=== Required work ===
Search the records below for the word "index" and show every line where it occurs.

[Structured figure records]
— Start —

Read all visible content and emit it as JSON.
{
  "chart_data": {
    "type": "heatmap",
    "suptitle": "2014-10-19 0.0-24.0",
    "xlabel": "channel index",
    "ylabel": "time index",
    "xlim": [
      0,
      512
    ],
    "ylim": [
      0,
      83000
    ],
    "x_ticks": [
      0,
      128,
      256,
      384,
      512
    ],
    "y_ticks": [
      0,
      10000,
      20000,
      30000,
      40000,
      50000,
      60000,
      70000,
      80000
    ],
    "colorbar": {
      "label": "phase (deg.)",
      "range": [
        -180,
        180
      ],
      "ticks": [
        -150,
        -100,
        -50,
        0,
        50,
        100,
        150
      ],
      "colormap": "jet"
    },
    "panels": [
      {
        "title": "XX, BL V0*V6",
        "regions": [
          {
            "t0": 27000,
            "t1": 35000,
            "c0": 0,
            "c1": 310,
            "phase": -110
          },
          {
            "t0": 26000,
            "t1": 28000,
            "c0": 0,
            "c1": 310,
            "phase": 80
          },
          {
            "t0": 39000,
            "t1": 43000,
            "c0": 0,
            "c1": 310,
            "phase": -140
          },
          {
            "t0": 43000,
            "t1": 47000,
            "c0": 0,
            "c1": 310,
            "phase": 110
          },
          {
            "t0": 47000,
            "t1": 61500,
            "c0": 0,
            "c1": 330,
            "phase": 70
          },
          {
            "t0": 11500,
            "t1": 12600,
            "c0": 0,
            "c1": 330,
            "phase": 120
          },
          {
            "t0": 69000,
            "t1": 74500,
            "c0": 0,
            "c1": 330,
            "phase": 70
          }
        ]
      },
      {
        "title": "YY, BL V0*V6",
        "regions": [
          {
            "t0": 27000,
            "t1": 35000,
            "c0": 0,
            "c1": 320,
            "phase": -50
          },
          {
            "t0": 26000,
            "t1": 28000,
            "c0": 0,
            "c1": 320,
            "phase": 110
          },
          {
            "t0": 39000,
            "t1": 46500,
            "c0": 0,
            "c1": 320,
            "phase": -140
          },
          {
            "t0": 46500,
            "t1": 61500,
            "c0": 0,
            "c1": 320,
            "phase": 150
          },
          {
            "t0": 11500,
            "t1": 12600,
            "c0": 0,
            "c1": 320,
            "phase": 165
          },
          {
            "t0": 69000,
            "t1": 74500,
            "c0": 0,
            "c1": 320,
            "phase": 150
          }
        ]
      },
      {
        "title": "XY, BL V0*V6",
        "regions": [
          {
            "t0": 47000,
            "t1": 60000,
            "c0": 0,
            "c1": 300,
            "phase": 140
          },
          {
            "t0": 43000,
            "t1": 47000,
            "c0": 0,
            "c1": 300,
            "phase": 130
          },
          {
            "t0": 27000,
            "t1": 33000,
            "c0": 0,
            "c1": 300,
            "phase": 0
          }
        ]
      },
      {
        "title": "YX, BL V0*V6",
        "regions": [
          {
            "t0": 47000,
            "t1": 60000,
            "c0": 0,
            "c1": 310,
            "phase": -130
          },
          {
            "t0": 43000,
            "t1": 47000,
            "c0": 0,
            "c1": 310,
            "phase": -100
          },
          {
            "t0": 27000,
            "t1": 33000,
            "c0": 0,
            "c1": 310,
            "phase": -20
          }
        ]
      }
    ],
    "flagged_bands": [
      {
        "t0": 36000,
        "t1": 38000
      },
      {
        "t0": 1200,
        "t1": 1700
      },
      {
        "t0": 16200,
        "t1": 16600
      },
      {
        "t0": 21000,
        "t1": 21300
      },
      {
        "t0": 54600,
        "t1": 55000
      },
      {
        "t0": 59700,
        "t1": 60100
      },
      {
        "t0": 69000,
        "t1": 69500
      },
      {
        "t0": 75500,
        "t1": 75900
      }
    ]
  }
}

— End —

=== Solution ===
    "xlabel": "channel index",
    "ylabel": "time index",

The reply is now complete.